**WHAT THE EXERCISE ASKS**.
Output the records. Match them exactly.

**ITEMS**.

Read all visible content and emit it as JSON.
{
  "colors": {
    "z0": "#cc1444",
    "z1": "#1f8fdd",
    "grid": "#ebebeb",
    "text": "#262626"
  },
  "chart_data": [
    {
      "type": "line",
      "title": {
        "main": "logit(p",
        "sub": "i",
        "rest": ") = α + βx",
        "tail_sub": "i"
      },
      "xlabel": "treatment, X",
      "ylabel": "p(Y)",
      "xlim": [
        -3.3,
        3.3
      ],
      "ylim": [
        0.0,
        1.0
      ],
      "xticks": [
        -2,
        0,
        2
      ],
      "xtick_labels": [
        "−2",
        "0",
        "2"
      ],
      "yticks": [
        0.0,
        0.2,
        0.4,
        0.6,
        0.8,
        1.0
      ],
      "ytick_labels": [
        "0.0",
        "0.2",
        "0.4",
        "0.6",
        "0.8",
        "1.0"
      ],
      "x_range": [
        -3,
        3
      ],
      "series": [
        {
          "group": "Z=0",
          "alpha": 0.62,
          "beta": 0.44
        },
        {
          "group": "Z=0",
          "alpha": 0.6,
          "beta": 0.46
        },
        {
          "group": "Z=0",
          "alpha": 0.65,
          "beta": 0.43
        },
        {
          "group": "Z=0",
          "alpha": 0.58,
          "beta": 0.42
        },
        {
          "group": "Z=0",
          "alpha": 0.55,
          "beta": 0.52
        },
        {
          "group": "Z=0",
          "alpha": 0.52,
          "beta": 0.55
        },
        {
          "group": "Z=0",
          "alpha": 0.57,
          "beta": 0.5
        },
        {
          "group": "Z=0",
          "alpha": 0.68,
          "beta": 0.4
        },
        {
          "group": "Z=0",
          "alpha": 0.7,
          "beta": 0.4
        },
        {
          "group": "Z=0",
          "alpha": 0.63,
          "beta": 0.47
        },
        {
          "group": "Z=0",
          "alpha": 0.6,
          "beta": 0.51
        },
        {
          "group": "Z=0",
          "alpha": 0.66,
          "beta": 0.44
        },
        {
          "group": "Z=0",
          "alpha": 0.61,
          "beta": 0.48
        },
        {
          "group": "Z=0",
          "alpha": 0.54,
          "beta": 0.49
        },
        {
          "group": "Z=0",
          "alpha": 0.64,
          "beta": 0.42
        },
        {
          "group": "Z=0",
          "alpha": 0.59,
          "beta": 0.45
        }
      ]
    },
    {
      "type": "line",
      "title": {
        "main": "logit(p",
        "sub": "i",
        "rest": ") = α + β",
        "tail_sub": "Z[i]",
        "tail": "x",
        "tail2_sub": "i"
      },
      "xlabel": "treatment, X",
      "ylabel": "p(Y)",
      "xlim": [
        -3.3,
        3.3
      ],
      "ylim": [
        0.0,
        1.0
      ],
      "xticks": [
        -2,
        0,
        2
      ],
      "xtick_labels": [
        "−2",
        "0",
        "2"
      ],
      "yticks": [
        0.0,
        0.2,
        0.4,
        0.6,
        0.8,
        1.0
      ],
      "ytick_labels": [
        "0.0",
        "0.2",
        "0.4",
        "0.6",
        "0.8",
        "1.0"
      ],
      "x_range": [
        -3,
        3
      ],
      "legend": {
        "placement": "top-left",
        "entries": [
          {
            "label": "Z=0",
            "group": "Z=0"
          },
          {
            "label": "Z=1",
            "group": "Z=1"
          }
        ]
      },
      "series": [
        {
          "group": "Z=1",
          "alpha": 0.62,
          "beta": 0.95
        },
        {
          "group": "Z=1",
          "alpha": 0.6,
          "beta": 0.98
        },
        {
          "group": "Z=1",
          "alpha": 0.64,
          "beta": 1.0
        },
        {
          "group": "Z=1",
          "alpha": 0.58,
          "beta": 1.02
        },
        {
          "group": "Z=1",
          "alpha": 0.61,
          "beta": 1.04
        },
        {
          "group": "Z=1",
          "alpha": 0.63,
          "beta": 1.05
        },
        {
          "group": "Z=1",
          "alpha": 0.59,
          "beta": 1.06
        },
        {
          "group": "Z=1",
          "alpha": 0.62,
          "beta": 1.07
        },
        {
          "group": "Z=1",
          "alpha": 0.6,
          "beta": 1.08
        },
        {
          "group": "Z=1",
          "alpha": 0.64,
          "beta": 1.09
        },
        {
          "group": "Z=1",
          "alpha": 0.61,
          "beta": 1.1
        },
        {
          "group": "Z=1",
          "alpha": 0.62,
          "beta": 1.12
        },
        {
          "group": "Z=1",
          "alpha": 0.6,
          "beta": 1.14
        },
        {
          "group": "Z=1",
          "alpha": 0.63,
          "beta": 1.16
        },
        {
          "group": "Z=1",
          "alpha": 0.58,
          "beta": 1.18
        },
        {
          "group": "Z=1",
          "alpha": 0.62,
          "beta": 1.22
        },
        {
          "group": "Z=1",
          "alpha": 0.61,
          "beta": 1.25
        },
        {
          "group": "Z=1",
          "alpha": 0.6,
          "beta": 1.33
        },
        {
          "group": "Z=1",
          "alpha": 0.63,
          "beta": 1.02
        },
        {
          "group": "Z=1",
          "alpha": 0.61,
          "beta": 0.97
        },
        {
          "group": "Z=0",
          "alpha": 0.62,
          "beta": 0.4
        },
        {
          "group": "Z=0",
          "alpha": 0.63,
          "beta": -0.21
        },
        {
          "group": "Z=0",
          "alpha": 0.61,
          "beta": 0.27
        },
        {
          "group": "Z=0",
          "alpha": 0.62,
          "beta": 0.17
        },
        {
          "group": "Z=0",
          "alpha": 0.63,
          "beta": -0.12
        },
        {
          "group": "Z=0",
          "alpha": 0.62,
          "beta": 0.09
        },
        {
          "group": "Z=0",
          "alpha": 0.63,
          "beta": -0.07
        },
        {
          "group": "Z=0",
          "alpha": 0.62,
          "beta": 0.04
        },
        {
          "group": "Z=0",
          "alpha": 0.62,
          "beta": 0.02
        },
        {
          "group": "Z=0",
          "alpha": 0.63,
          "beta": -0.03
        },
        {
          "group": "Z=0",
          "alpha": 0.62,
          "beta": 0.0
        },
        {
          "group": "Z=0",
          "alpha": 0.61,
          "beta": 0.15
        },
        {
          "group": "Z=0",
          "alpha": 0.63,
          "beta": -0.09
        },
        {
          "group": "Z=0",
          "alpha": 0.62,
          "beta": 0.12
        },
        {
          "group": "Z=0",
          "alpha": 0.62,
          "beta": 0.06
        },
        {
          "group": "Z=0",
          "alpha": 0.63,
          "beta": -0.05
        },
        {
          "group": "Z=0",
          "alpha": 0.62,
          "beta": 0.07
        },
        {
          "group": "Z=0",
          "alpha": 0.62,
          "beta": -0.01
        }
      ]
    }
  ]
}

**ANSWER TO THIS PROBLEM**.
Read all visible content and emit it as JSON.
{
  "colors": {
    "z0": "#cc1444",
    "z1": "#1f8fdd",
    "grid": "#ebebeb",
    "text": "#262626"
  },
  "chart_data": [
    {
      "type": "line",
      "title": {
        "main": "logit(p",
        "sub": "i",
        "rest": ") = α + βx",
        "tail_sub": "i"
      },
      "xlabel": "treatment, X",
      "ylabel": "p(Y)",
      "xlim": [
        -3.3,
        3.3
      ],
      "ylim": [
        0.0,
        1.0
      ],
      "xticks": [
        -2,
        0,
        2
      ],
      "xtick_labels": [
        "−2",
        "0",
        "2"
      ],
      "yticks": [
        0.0,
        0.2,
        0.4,
        0.6,
        0.8,
        1.0
      ],
      "ytick_labels": [
        "0.0",
        "0.2",
        "0.4",
        "0.6",
        "0.8",
        "1.0"
      ],
      "x_range": [
        -3,
        3
      ],
      "series": [
        {
          "group": "Z=0",
          "alpha": 0.62,
          "beta": 0.44
        },
        {
          "group": "Z=0",
          "alpha": 0.6,
          "beta": 0.46
        },
        {
          "group": "Z=0",
          "alpha": 0.65,
          "beta": 0.43
        },
        {
          "group": "Z=0",
          "alpha": 0.58,
          "beta": 0.42
        },
        {
          "group": "Z=0",
          "alpha": 0.55,
          "beta": 0.52
        },
        {
          "group": "Z=0",
          "alpha": 0.52,
          "beta": 0.55
        },
        {
          "group": "Z=0",
          "alpha": 0.57,
          "beta": 0.5
        },
        {
          "group": "Z=0",
          "alpha": 0.68,
          "beta": 0.4
        },
        {
          "group": "Z=0",
          "alpha": 0.7,
          "beta": 0.4
        },
        {
          "group": "Z=0",
          "alpha": 0.63,
          "beta": 0.47
        },
        {
          "group": "Z=0",
          "alpha": 0.6,
          "beta": 0.51
        },
        {
          "group": "Z=0",
          "alpha": 0.66,
          "beta": 0.44
        },
        {
          "group": "Z=0",
          "alpha": 0.61,
          "beta": 0.48
        },
        {
          "group": "Z=0",
          "alpha": 0.54,
          "beta": 0.49
        },
        {
          "group": "Z=0",
          "alpha": 0.64,
          "beta": 0.42
        },
        {
          "group": "Z=0",
          "alpha": 0.59,
          "beta": 0.45
        }
      ]
    },
    {
      "type": "line",
      "title": {
        "main": "logit(p",
        "sub": "i",
        "rest": ") = α + β",
        "tail_sub": "Z[i]",
        "tail": "x",
        "tail2_sub": "i"
      },
      "xlabel": "treatment, X",
      "ylabel": "p(Y)",
      "xlim": [
        -3.3,
        3.3
      ],
      "ylim": [
        0.0,
        1.0
      ],
      "xticks": [
        -2,
        0,
        2
      ],
      "xtick_labels": [
        "−2",
        "0",
        "2"
      ],
      "yticks": [
        0.0,
        0.2,
        0.4,
        0.6,
        0.8,
        1.0
      ],
      "ytick_labels": [
        "0.0",
        "0.2",
        "0.4",
        "0.6",
        "0.8",
        "1.0"
      ],
      "x_range": [
        -3,
        3
      ],
      "legend": {
        "placement": "top-left",
        "entries": [
          {
            "label": "Z=0",
            "group": "Z=0"
          },
          {
            "label": "Z=1",
            "group": "Z=1"
          }
        ]
      },
      "series": [
        {
          "group": "Z=1",
          "alpha": 0.62,
          "beta": 0.95
        },
        {
          "group": "Z=1",
          "alpha": 0.6,
          "beta": 0.98
        },
        {
          "group": "Z=1",
          "alpha": 0.64,
          "beta": 1.0
        },
        {
          "group": "Z=1",
          "alpha": 0.58,
          "beta": 1.02
        },
        {
          "group": "Z=1",
          "alpha": 0.61,
          "beta": 1.04
        },
        {
          "group": "Z=1",
          "alpha": 0.63,
          "beta": 1.05
        },
        {
          "group": "Z=1",
          "alpha": 0.59,
          "beta": 1.06
        },
        {
          "group": "Z=1",
          "alpha": 0.62,
          "beta": 1.07
        },
        {
          "group": "Z=1",
          "alpha": 0.6,
          "beta": 1.08
        },
        {
          "group": "Z=1",
          "alpha": 0.64,
          "beta": 1.09
        },
        {
          "group": "Z=1",
          "alpha": 0.61,
          "beta": 1.1
        },
        {
          "group": "Z=1",
          "alpha": 0.62,
          "beta": 1.12
        },
        {
          "group": "Z=1",
          "alpha": 0.6,
          "beta": 1.14
        },
        {
          "group": "Z=1",
          "alpha": 0.63,
          "beta": 1.16
        },
        {
          "group": "Z=1",
          "alpha": 0.58,
          "beta": 1.18
        },
        {
          "group": "Z=1",
          "alpha": 0.62,
          "beta": 1.22
        },
        {
          "group": "Z=1",
          "alpha": 0.61,
          "beta": 1.25
        },
        {
          "group": "Z=1",
          "alpha": 0.6,
          "beta": 1.33
        },
        {
          "group": "Z=1",
          "alpha": 0.63,
          "beta": 1.02
        },
        {
          "group": "Z=1",
          "alpha": 0.61,
          "beta": 0.97
        },
        {
          "group": "Z=0",
          "alpha": 0.62,
          "beta": 0.4
        },
        {
          "group": "Z=0",
          "alpha": 0.63,
          "beta": -0.21
        },
        {
          "group": "Z=0",
          "alpha": 0.61,
          "beta": 0.27
        },
        {
          "group": "Z=0",
          "alpha": 0.62,
          "beta": 0.17
        },
        {
          "group": "Z=0",
          "alpha": 0.63,
          "beta": -0.12
        },
        {
          "group": "Z=0",
          "alpha": 0.62,
          "beta": 0.09
        },
        {
          "group": "Z=0",
          "alpha": 0.63,
          "beta": -0.07
        },
        {
          "group": "Z=0",
          "alpha": 0.62,
          "beta": 0.04
        },
        {
          "group": "Z=0",
          "alpha": 0.62,
          "beta": 0.02
        },
        {
          "group": "Z=0",
          "alpha": 0.63,
          "beta": -0.03
        },
        {
          "group": "Z=0",
          "alpha": 0.62,
          "beta": 0.0
        },
        {
          "group": "Z=0",
          "alpha": 0.61,
          "beta": 0.15
        },
        {
          "group": "Z=0",
          "alpha": 0.63,
          "beta": -0.09
        },
        {
          "group": "Z=0",
          "alpha": 0.62,
          "beta": 0.12
        },
        {
          "group": "Z=0",
          "alpha": 0.62,
          "beta": 0.06
        },
        {
          "group": "Z=0",
          "alpha": 0.63,
          "beta": -0.05
        },
        {
          "group": "Z=0",
          "alpha": 0.62,
          "beta": 0.07
        },
        {
          "group": "Z=0",
          "alpha": 0.62,
          "beta": -0.01
        }
      ]
    }
  ]
}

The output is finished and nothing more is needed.